# GOAL OF THE EXERCISE
Print all of the data exactly as written.

# ENTRIES
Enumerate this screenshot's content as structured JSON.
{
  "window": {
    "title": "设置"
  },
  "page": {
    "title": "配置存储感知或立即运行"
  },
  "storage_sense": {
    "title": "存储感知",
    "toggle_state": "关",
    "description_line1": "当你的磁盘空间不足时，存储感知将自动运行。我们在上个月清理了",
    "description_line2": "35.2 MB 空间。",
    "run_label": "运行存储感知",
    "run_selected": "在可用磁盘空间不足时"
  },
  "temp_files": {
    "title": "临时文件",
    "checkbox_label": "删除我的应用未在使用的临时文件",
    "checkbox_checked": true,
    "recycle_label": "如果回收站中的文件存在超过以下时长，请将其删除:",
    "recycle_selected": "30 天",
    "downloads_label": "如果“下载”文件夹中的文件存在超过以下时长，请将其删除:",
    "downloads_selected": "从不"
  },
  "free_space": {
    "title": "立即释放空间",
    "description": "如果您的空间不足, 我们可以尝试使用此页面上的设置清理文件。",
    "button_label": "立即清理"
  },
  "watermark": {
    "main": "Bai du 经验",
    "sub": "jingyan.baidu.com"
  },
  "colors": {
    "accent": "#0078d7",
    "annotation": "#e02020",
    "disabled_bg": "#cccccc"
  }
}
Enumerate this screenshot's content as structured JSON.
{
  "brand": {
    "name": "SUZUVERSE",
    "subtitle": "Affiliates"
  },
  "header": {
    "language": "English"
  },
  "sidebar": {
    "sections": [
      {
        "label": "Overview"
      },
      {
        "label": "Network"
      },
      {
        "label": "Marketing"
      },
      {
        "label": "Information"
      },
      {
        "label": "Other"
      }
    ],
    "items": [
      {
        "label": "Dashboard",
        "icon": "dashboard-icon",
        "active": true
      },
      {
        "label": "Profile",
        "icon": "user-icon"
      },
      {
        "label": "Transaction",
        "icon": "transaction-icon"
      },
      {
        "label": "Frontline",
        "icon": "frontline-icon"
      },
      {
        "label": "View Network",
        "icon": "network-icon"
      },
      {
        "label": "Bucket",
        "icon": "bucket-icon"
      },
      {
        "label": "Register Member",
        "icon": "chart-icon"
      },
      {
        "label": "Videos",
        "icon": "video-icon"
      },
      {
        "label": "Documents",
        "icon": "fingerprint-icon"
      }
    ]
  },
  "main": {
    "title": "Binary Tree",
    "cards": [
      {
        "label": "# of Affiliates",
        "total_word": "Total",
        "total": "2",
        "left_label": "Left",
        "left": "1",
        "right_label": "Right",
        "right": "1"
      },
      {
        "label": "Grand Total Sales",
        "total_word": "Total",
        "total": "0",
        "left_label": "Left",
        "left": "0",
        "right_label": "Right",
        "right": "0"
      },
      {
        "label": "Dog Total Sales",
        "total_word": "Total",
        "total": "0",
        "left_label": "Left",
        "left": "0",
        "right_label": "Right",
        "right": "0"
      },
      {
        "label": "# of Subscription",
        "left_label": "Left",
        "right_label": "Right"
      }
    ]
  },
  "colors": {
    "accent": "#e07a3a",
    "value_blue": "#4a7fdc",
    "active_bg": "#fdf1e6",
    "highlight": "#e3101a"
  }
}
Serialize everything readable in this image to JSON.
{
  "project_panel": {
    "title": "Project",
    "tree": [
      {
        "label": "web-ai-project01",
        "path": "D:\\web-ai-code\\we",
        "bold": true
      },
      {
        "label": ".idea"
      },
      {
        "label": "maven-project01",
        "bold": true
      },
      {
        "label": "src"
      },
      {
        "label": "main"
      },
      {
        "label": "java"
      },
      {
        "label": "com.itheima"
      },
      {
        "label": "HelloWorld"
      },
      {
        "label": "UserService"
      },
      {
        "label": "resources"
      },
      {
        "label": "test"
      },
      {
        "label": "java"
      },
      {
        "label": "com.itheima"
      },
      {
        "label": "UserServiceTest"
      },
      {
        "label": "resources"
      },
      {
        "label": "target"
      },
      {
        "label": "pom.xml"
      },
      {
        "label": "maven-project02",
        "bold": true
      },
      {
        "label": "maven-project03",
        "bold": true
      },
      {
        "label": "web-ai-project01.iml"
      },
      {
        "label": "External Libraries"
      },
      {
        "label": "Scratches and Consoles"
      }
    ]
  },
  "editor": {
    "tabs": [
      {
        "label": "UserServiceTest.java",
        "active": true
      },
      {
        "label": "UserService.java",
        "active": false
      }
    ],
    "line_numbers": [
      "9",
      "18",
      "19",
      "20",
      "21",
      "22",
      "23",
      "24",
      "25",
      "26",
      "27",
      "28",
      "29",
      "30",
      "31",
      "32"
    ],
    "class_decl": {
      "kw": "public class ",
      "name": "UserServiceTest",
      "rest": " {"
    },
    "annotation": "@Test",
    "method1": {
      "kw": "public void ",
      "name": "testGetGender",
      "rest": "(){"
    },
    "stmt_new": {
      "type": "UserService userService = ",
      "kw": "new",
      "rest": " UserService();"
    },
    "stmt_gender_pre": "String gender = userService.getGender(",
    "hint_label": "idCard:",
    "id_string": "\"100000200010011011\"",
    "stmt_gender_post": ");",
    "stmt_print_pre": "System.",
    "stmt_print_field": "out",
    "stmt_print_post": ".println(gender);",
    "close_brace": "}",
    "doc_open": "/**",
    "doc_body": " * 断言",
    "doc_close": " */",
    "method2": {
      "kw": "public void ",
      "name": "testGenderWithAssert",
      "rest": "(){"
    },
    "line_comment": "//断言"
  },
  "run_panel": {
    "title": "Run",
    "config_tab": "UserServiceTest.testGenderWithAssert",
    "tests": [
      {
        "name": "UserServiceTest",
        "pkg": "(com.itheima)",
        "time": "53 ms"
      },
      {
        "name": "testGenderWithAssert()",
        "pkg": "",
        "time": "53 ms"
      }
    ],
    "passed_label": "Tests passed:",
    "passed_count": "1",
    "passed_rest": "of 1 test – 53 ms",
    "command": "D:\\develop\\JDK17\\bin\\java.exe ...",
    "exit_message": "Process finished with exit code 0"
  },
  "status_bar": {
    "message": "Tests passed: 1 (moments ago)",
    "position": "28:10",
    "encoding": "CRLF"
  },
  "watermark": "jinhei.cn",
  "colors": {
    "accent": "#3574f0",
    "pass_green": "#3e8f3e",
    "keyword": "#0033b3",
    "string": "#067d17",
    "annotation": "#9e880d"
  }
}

# WRITTEN SOLUTION
Enumerate this screenshot's content as structured JSON.
{
  "window": {
    "title": "设置"
  },
  "page": {
    "title": "配置存储感知或立即运行"
  },
  "storage_sense": {
    "title": "存储感知",
    "toggle_state": "关",
    "description_line1": "当你的磁盘空间不足时，存储感知将自动运行。我们在上个月清理了",
    "description_line2": "35.2 MB 空间。",
    "run_label": "运行存储感知",
    "run_selected": "在可用磁盘空间不足时"
  },
  "temp_files": {
    "title": "临时文件",
    "checkbox_label": "删除我的应用未在使用的临时文件",
    "checkbox_checked": true,
    "recycle_label": "如果回收站中的文件存在超过以下时长，请将其删除:",
    "recycle_selected": "30 天",
    "downloads_label": "如果“下载”文件夹中的文件存在超过以下时长，请将其删除:",
    "downloads_selected": "从不"
  },
  "free_space": {
    "title": "立即释放空间",
    "description": "如果您的空间不足, 我们可以尝试使用此页面上的设置清理文件。",
    "button_label": "立即清理"
  },
  "watermark": {
    "main": "Bai du 经验",
    "sub": "jingyan.baidu.com"
  },
  "colors": {
    "accent": "#0078d7",
    "annotation": "#e02020",
    "disabled_bg": "#cccccc"
  }
}
Enumerate this screenshot's content as structured JSON.
{
  "brand": {
    "name": "SUZUVERSE",
    "subtitle": "Affiliates"
  },
  "header": {
    "language": "English"
  },
  "sidebar": {
    "sections": [
      {
        "label": "Overview"
      },
      {
        "label": "Network"
      },
      {
        "label": "Marketing"
      },
      {
        "label": "Information"
      },
      {
        "label": "Other"
      }
    ],
    "items": [
      {
        "label": "Dashboard",
        "icon": "dashboard-icon",
        "active": true
      },
      {
        "label": "Profile",
        "icon": "user-icon"
      },
      {
        "label": "Transaction",
        "icon": "transaction-icon"
      },
      {
        "label": "Frontline",
        "icon": "frontline-icon"
      },
      {
        "label": "View Network",
        "icon": "network-icon"
      },
      {
        "label": "Bucket",
        "icon": "bucket-icon"
      },
      {
        "label": "Register Member",
        "icon": "chart-icon"
      },
      {
        "label": "Videos",
        "icon": "video-icon"
      },
      {
        "label": "Documents",
        "icon": "fingerprint-icon"
      }
    ]
  },
  "main": {
    "title": "Binary Tree",
    "cards": [
      {
        "label": "# of Affiliates",
        "total_word": "Total",
        "total": "2",
        "left_label": "Left",
        "left": "1",
        "right_label": "Right",
        "right": "1"
      },
      {
        "label": "Grand Total Sales",
        "total_word": "Total",
        "total": "0",
        "left_label": "Left",
        "left": "0",
        "right_label": "Right",
        "right": "0"
      },
      {
        "label": "Dog Total Sales",
        "total_word": "Total",
        "total": "0",
        "left_label": "Left",
        "left": "0",
        "right_label": "Right",
        "right": "0"
      },
      {
        "label": "# of Subscription",
        "left_label": "Left",
        "right_label": "Right"
      }
    ]
  },
  "colors": {
    "accent": "#e07a3a",
    "value_blue": "#4a7fdc",
    "active_bg": "#fdf1e6",
    "highlight": "#e3101a"
  }
}
Serialize everything readable in this image to JSON.
{
  "project_panel": {
    "title": "Project",
    "tree": [
      {
        "label": "web-ai-project01",
        "path": "D:\\web-ai-code\\we",
        "bold": true
      },
      {
        "label": ".idea"
      },
      {
        "label": "maven-project01",
        "bold": true
      },
      {
        "label": "src"
      },
      {
        "label": "main"
      },
      {
        "label": "java"
      },
      {
        "label": "com.itheima"
      },
      {
        "label": "HelloWorld"
      },
      {
        "label": "UserService"
      },
      {
        "label": "resources"
      },
      {
        "label": "test"
      },
      {
        "label": "java"
      },
      {
        "label": "com.itheima"
      },
      {
        "label": "UserServiceTest"
      },
      {
        "label": "resources"
      },
      {
        "label": "target"
      },
      {
        "label": "pom.xml"
      },
      {
        "label": "maven-project02",
        "bold": true
      },
      {
        "label": "maven-project03",
        "bold": true
      },
      {
        "label": "web-ai-project01.iml"
      },
      {
        "label": "External Libraries"
      },
      {
        "label": "Scratches and Consoles"
      }
    ]
  },
  "editor": {
    "tabs": [
      {
        "label": "UserServiceTest.java",
        "active": true
      },
      {
        "label": "UserService.java",
        "active": false
      }
    ],
    "line_numbers": [
      "9",
      "18",
      "19",
      "20",
      "21",
      "22",
      "23",
      "24",
      "25",
      "26",
      "27",
      "28",
      "29",
      "30",
      "31",
      "32"
    ],
    "class_decl": {
      "kw": "public class ",
      "name": "UserServiceTest",
      "rest": " {"
    },
    "annotation": "@Test",
    "method1": {
      "kw": "public void ",
      "name": "testGetGender",
      "rest": "(){"
    },
    "stmt_new": {
      "type": "UserService userService = ",
      "kw": "new",
      "rest": " UserService();"
    },
    "stmt_gender_pre": "String gender = userService.getGender(",
    "hint_label": "idCard:",
    "id_string": "\"100000200010011011\"",
    "stmt_gender_post": ");",
    "stmt_print_pre": "System.",
    "stmt_print_field": "out",
    "stmt_print_post": ".println(gender);",
    "close_brace": "}",
    "doc_open": "/**",
    "doc_body": " * 断言",
    "doc_close": " */",
    "method2": {
      "kw": "public void ",
      "name": "testGenderWithAssert",
      "rest": "(){"
    },
    "line_comment": "//断言"
  },
  "run_panel": {
    "title": "Run",
    "config_tab": "UserServiceTest.testGenderWithAssert",
    "tests": [
      {
        "name": "UserServiceTest",
        "pkg": "(com.itheima)",
        "time": "53 ms"
      },
      {
        "name": "testGenderWithAssert()",
        "pkg": "",
        "time": "53 ms"
      }
    ],
    "passed_label": "Tests passed:",
    "passed_count": "1",
    "passed_rest": "of 1 test – 53 ms",
    "command": "D:\\develop\\JDK17\\bin\\java.exe ...",
    "exit_message": "Process finished with exit code 0"
  },
  "status_bar": {
    "message": "Tests passed: 1 (moments ago)",
    "position": "28:10",
    "encoding": "CRLF"
  },
  "watermark": "jinhei.cn",
  "colors": {
    "accent": "#3574f0",
    "pass_green": "#3e8f3e",
    "keyword": "#0033b3",
    "string": "#067d17",
    "annotation": "#9e880d"
  }
}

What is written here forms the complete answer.